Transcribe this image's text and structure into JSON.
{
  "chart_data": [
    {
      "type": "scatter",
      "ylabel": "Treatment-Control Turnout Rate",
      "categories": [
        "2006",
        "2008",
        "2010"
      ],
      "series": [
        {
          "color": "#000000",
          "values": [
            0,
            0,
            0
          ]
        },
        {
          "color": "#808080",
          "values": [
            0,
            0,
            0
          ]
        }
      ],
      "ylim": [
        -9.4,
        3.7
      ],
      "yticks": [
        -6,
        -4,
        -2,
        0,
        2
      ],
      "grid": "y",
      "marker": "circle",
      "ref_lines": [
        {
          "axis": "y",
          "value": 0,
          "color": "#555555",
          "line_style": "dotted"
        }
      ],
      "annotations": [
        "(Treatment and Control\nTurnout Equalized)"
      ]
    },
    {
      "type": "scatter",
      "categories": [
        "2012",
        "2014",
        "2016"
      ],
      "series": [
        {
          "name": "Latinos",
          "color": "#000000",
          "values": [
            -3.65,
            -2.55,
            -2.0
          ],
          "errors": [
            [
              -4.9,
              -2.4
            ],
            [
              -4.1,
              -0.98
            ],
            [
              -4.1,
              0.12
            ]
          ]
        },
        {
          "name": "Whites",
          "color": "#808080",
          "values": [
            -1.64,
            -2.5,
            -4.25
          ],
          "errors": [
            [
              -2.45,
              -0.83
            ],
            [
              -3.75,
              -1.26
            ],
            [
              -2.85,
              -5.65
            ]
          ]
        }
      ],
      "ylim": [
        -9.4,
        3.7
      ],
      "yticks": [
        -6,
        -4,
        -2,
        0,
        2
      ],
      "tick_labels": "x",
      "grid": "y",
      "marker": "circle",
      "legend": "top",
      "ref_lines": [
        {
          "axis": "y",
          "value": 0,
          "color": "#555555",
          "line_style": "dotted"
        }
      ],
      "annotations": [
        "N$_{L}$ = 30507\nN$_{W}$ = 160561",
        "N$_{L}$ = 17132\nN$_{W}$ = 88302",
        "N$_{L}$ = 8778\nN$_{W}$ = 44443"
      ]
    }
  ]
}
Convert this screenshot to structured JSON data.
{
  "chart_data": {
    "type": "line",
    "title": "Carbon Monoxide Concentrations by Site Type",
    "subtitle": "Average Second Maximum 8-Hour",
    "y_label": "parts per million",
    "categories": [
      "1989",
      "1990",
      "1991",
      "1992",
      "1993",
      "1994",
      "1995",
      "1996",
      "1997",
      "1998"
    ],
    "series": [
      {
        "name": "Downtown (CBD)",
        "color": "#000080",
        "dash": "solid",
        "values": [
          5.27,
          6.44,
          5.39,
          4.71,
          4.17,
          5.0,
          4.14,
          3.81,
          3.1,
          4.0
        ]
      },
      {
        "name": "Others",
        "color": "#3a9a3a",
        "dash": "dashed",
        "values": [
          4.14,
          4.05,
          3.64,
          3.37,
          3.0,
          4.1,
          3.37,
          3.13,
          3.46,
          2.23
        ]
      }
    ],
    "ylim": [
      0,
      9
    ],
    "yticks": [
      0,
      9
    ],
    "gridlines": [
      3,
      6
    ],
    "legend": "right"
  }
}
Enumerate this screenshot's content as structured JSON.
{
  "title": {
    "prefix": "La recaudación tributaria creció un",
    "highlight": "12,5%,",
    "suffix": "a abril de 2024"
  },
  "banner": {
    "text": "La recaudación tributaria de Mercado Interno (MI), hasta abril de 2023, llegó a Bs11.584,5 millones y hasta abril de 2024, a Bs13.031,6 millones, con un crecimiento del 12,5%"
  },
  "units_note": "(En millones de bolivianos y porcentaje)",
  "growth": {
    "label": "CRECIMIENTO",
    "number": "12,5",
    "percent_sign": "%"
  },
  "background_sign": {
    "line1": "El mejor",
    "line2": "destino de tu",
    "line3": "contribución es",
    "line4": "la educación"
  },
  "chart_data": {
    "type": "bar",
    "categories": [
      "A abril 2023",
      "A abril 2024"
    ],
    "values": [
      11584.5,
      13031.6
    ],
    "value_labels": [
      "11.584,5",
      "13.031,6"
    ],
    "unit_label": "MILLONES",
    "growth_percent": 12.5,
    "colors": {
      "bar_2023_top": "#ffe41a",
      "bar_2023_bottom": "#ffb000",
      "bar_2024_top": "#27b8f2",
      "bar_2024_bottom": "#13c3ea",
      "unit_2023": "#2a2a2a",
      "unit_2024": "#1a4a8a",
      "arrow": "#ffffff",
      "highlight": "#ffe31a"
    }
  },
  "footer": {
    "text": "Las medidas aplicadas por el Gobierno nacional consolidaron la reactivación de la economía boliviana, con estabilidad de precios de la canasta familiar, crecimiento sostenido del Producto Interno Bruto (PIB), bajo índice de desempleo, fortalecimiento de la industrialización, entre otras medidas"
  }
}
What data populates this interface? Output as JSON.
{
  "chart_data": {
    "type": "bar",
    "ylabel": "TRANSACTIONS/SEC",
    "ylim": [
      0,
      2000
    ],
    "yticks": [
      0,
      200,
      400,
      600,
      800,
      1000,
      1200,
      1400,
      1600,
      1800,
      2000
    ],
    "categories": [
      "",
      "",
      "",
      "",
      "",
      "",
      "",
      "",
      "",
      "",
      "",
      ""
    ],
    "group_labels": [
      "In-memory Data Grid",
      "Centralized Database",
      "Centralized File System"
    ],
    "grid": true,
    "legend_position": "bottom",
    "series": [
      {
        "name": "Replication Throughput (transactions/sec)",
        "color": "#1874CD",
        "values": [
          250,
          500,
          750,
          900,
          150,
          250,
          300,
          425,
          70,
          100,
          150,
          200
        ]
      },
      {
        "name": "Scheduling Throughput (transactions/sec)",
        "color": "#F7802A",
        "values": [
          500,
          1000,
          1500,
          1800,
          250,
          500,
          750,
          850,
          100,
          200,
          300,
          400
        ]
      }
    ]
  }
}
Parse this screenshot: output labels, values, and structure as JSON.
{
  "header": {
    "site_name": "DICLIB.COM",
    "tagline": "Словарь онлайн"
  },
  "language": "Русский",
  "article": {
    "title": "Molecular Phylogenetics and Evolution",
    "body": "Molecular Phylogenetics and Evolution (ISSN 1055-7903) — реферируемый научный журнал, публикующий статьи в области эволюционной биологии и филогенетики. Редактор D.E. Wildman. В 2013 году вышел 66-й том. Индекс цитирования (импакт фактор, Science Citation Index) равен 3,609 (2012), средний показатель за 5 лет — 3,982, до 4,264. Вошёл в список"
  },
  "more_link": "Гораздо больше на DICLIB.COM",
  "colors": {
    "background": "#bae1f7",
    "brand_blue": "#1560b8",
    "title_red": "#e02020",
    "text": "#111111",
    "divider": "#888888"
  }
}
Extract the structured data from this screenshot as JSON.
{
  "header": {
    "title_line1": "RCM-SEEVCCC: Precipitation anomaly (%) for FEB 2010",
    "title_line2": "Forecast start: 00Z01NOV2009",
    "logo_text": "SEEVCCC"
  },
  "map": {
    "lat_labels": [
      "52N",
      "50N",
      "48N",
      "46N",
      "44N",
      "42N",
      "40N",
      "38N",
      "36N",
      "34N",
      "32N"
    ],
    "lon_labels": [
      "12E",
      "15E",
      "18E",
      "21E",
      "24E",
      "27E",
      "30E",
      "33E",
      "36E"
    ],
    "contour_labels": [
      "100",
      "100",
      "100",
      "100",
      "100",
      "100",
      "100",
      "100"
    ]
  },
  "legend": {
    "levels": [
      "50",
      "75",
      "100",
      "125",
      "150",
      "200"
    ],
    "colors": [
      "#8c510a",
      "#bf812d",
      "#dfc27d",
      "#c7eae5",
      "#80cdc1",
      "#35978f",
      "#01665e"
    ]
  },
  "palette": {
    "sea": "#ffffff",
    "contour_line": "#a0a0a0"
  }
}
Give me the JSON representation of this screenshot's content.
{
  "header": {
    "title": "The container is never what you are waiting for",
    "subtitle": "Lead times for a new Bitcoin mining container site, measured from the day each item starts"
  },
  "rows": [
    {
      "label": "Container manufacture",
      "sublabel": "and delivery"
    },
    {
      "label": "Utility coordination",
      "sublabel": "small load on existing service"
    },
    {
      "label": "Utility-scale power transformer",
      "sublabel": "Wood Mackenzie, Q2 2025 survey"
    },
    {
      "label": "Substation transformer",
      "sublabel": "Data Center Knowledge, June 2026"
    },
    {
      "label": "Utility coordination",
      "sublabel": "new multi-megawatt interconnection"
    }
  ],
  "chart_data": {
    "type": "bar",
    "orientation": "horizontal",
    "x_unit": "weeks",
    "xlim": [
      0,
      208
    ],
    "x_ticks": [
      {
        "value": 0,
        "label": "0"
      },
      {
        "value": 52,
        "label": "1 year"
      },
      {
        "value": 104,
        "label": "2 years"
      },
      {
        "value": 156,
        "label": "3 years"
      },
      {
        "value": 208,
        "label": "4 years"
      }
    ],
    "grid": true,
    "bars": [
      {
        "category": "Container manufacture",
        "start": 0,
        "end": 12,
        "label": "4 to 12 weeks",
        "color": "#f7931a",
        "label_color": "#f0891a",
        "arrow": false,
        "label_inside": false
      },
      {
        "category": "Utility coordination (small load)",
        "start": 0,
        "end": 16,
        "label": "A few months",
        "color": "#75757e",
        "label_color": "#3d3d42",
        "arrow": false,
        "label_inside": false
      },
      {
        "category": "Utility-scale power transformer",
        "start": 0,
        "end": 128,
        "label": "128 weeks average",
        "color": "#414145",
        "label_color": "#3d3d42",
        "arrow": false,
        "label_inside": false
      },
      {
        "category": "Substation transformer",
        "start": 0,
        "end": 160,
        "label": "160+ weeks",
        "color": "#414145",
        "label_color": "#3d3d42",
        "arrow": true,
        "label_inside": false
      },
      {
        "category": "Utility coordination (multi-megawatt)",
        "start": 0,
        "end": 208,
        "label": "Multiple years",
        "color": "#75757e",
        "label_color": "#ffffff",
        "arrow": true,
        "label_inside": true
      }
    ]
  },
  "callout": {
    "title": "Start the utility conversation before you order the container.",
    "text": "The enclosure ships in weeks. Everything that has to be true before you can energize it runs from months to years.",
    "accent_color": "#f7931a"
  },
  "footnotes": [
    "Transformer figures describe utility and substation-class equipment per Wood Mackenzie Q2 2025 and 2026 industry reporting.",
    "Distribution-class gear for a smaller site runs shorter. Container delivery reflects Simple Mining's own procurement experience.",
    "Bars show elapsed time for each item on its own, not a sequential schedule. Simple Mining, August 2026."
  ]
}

--------------------

= What this task involves =
Each line in the entries above that includes the string "abril" should be extracted.

= The result =
    "suffix": "a abril de 2024"
    "text": "La recaudación tributaria de Mercado Interno (MI), hasta abril de 2023, llegó a Bs11.584,5 millones y hasta abril de 2024, a Bs13.031,6 millones, con un crecimiento del 12,5%"
      "A abril 2023",
      "A abril 2024"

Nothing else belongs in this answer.